Your goal: Beginning with the line where "Transcribe this image's" appears, restate the lines word for word through the last one in the listing.

Records:
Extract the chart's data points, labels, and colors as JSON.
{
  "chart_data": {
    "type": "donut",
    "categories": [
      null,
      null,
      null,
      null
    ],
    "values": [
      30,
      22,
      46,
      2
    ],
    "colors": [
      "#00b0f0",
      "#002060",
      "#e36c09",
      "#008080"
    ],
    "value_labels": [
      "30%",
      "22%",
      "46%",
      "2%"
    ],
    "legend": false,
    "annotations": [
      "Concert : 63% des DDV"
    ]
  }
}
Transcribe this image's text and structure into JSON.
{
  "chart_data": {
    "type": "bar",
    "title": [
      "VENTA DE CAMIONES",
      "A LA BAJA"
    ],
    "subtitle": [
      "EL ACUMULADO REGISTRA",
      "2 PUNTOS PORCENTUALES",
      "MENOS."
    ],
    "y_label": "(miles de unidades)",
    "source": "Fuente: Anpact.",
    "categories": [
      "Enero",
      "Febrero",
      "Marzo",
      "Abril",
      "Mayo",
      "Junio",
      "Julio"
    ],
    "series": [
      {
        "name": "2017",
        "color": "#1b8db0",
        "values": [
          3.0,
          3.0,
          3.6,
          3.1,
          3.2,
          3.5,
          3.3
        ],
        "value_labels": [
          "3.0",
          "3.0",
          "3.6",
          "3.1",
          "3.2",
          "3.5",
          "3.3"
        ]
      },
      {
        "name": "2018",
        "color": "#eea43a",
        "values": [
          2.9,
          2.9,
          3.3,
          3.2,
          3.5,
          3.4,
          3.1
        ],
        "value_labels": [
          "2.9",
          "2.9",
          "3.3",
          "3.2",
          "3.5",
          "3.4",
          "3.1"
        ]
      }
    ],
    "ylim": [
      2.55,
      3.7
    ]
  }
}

Finished exercise:
Transcribe this image's text and structure into JSON.
{
  "chart_data": {
    "type": "bar",
    "title": [
      "VENTA DE CAMIONES",
      "A LA BAJA"
    ],
    "subtitle": [
      "EL ACUMULADO REGISTRA",
      "2 PUNTOS PORCENTUALES",
      "MENOS."
    ],
    "y_label": "(miles de unidades)",
    "source": "Fuente: Anpact.",
    "categories": [
      "Enero",
      "Febrero",
      "Marzo",
      "Abril",
      "Mayo",
      "Junio",
      "Julio"
    ],
    "series": [
      {
        "name": "2017",
        "color": "#1b8db0",
        "values": [
          3.0,
          3.0,
          3.6,
          3.1,
          3.2,
          3.5,
          3.3
        ],
        "value_labels": [
          "3.0",
          "3.0",
          "3.6",
          "3.1",
          "3.2",
          "3.5",
          "3.3"
        ]
      },
      {
        "name": "2018",
        "color": "#eea43a",
        "values": [
          2.9,
          2.9,
          3.3,
          3.2,
          3.5,
          3.4,
          3.1
        ],
        "value_labels": [
          "2.9",
          "2.9",
          "3.3",
          "3.2",
          "3.5",
          "3.4",
          "3.1"
        ]
      }
    ],
    "ylim": [
      2.55,
      3.7
    ]
  }
}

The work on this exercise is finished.